> _Given request_:
The data below is to be returned in full and exactly.

▬▬▬▬▬▬

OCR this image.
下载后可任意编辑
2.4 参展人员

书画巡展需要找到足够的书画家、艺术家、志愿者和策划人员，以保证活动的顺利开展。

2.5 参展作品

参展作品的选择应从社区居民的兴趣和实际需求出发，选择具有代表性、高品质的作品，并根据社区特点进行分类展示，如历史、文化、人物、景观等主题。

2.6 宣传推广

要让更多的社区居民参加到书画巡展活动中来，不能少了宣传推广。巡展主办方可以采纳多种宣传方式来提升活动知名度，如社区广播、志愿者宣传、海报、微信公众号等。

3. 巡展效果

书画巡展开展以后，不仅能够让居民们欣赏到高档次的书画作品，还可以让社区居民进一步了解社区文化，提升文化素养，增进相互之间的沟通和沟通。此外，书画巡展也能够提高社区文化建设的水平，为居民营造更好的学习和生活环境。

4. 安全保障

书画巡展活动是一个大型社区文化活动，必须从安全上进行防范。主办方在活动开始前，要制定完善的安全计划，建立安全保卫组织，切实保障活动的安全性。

▬▬▬▬▬▬

> _Result for this exercise_:
OCR this image.
下载后可任意编辑
2.4 参展人员

书画巡展需要找到足够的书画家、艺术家、志愿者和策划人员，以保证活动的顺利开展。

2.5 参展作品

参展作品的选择应从社区居民的兴趣和实际需求出发，选择具有代表性、高品质的作品，并根据社区特点进行分类展示，如历史、文化、人物、景观等主题。

2.6 宣传推广

要让更多的社区居民参加到书画巡展活动中来，不能少了宣传推广。巡展主办方可以采纳多种宣传方式来提升活动知名度，如社区广播、志愿者宣传、海报、微信公众号等。

3. 巡展效果

书画巡展开展以后，不仅能够让居民们欣赏到高档次的书画作品，还可以让社区居民进一步了解社区文化，提升文化素养，增进相互之间的沟通和沟通。此外，书画巡展也能够提高社区文化建设的水平，为居民营造更好的学习和生活环境。

4. 安全保障

书画巡展活动是一个大型社区文化活动，必须从安全上进行防范。主办方在活动开始前，要制定完善的安全计划，建立安全保卫组织，切实保障活动的安全性。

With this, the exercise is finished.